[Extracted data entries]
──────────

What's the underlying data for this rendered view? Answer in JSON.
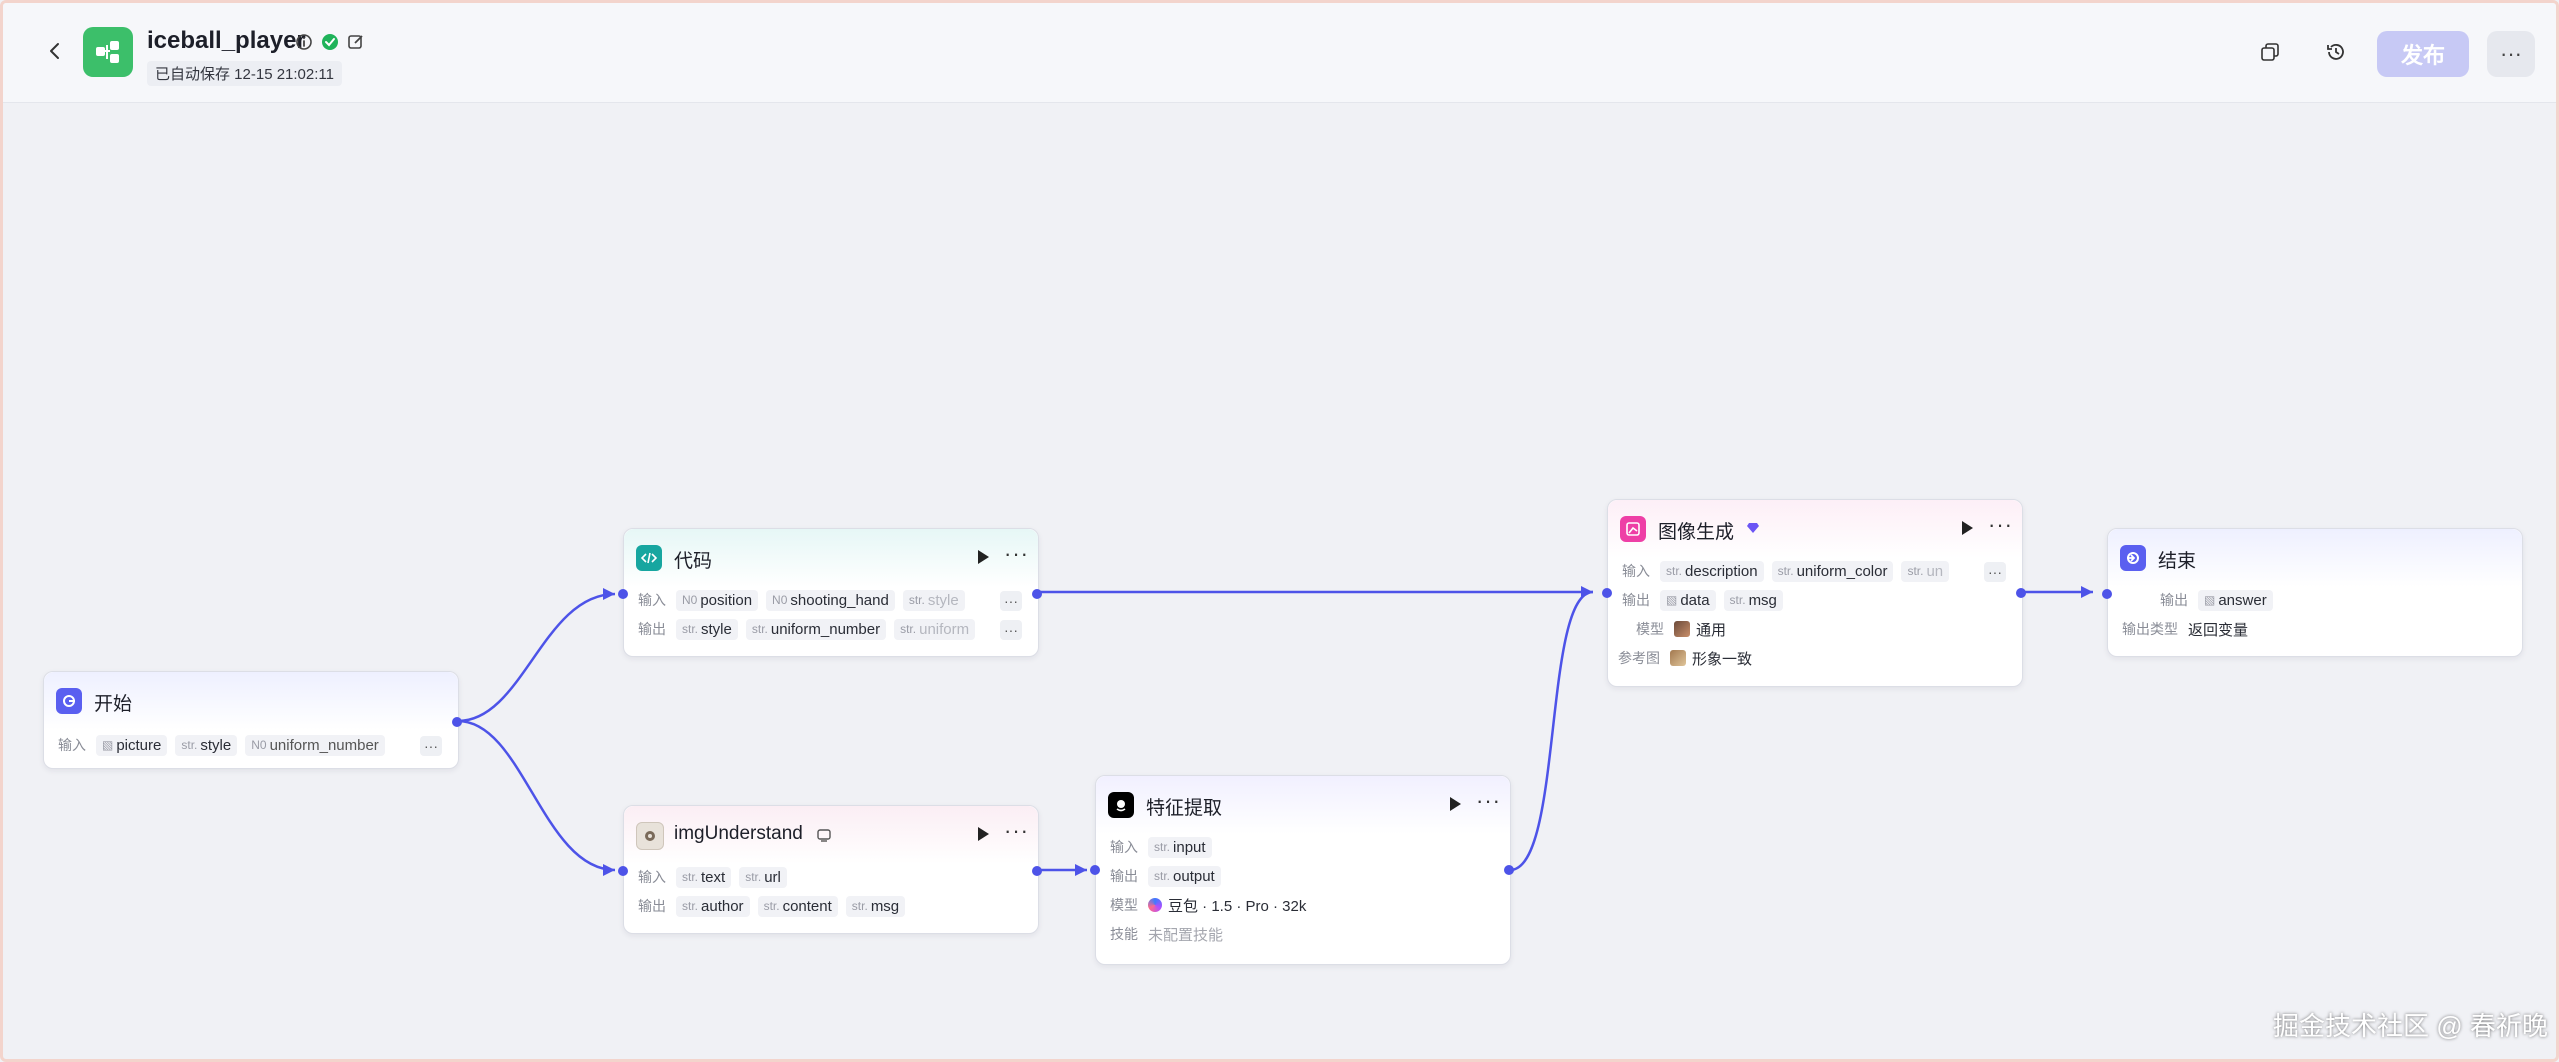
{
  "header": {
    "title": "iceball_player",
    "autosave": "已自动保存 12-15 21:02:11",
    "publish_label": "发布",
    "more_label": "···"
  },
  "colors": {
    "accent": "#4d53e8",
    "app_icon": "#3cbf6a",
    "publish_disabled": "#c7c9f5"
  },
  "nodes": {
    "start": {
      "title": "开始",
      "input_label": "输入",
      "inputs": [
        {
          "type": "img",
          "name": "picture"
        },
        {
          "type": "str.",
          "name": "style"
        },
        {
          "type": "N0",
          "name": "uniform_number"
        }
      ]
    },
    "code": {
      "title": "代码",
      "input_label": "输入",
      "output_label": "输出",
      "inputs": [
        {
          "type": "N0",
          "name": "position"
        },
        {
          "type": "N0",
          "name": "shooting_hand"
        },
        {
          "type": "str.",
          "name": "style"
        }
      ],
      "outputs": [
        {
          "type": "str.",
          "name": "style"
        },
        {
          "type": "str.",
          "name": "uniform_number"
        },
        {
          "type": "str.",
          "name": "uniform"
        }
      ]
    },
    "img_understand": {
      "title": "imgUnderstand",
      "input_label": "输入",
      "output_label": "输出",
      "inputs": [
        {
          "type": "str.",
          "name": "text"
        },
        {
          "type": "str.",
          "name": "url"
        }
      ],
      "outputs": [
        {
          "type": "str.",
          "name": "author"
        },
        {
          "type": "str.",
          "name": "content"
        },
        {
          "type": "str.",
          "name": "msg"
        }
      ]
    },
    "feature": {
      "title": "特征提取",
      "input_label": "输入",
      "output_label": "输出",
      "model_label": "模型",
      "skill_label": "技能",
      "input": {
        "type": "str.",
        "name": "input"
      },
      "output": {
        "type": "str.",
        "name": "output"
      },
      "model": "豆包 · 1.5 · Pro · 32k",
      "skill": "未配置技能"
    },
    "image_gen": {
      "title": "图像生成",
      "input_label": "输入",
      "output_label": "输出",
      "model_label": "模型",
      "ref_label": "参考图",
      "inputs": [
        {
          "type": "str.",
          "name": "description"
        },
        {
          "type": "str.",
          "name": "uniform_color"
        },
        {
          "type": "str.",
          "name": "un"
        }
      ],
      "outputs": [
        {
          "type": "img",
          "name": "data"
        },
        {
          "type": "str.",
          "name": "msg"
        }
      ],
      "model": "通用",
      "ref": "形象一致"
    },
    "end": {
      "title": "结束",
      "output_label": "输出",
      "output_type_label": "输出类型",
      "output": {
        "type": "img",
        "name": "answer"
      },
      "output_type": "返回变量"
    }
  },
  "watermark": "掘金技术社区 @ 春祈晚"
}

──────────

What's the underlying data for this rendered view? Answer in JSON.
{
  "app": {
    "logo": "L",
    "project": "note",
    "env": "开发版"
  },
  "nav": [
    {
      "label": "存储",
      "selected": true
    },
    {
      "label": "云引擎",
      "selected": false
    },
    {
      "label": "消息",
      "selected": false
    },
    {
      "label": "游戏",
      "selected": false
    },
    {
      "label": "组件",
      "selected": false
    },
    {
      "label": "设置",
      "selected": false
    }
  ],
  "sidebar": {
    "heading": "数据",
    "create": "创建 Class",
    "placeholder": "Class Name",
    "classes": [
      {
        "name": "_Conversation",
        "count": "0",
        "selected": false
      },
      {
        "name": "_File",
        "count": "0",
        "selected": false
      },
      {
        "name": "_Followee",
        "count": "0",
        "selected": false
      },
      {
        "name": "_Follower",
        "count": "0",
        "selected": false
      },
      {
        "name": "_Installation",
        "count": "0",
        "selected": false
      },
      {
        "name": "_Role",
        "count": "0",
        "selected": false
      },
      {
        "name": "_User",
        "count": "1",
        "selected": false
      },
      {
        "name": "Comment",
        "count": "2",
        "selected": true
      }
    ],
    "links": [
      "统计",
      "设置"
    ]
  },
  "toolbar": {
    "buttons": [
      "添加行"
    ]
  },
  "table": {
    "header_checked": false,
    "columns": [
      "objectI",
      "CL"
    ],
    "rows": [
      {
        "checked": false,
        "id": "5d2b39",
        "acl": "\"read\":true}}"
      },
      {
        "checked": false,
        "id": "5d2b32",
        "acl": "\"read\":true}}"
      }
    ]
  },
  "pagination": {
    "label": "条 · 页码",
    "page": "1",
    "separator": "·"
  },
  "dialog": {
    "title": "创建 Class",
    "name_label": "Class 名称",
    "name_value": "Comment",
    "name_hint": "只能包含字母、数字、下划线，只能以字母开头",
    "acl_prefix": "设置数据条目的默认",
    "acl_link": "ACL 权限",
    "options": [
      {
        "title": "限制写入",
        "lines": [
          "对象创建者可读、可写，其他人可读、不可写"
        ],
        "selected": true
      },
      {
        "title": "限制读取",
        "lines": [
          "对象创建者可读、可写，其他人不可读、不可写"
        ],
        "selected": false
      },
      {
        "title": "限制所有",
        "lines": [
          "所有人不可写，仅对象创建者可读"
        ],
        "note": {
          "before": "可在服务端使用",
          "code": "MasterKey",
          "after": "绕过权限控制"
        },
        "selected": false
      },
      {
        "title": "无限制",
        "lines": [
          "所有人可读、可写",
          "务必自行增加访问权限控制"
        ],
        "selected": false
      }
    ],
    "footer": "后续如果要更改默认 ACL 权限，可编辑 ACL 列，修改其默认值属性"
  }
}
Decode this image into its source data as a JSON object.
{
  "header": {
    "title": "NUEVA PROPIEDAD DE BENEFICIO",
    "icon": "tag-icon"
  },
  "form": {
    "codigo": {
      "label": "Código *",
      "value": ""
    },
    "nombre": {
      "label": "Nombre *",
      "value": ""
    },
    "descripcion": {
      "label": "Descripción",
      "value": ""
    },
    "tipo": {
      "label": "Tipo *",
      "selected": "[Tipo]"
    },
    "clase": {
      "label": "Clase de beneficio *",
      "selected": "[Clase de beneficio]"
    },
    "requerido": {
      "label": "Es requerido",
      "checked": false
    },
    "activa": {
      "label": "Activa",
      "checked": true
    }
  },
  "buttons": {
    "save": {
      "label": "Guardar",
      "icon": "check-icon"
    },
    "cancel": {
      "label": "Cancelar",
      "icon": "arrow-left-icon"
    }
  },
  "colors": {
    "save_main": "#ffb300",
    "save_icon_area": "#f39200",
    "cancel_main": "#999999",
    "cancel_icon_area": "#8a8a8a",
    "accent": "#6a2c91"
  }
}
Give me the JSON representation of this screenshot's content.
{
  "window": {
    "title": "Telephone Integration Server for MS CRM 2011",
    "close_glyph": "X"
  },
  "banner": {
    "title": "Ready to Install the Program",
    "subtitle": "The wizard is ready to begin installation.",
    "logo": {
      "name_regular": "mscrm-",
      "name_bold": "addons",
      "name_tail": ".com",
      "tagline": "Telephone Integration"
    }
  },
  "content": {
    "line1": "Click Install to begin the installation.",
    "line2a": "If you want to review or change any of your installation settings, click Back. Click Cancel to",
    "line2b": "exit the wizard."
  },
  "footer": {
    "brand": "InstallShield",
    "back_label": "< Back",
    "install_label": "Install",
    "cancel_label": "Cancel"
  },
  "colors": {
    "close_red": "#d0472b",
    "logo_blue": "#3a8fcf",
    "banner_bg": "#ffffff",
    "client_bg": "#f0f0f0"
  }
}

──────────

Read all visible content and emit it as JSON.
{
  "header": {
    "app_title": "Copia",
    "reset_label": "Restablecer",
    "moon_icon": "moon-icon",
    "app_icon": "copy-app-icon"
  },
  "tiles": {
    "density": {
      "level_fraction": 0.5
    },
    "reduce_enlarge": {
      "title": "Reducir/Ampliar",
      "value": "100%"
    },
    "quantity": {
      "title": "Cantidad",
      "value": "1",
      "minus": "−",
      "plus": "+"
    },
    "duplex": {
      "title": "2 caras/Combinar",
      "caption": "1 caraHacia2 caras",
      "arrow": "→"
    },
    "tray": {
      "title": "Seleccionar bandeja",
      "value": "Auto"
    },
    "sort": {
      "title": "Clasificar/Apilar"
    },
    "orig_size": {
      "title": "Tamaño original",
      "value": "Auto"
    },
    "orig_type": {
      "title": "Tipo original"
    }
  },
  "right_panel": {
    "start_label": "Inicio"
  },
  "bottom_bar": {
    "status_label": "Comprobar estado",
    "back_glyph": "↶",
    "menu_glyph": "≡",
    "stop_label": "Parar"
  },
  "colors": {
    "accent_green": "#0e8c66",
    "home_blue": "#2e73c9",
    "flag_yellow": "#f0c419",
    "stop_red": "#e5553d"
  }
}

──────────

# [WHAT THE TASK ASKS]
Gather from the records above every line containing the string "caras".

# [EXERCISE RESPONSE]
      "title": "2 caras/Combinar",
      "caption": "1 caraHacia2 caras",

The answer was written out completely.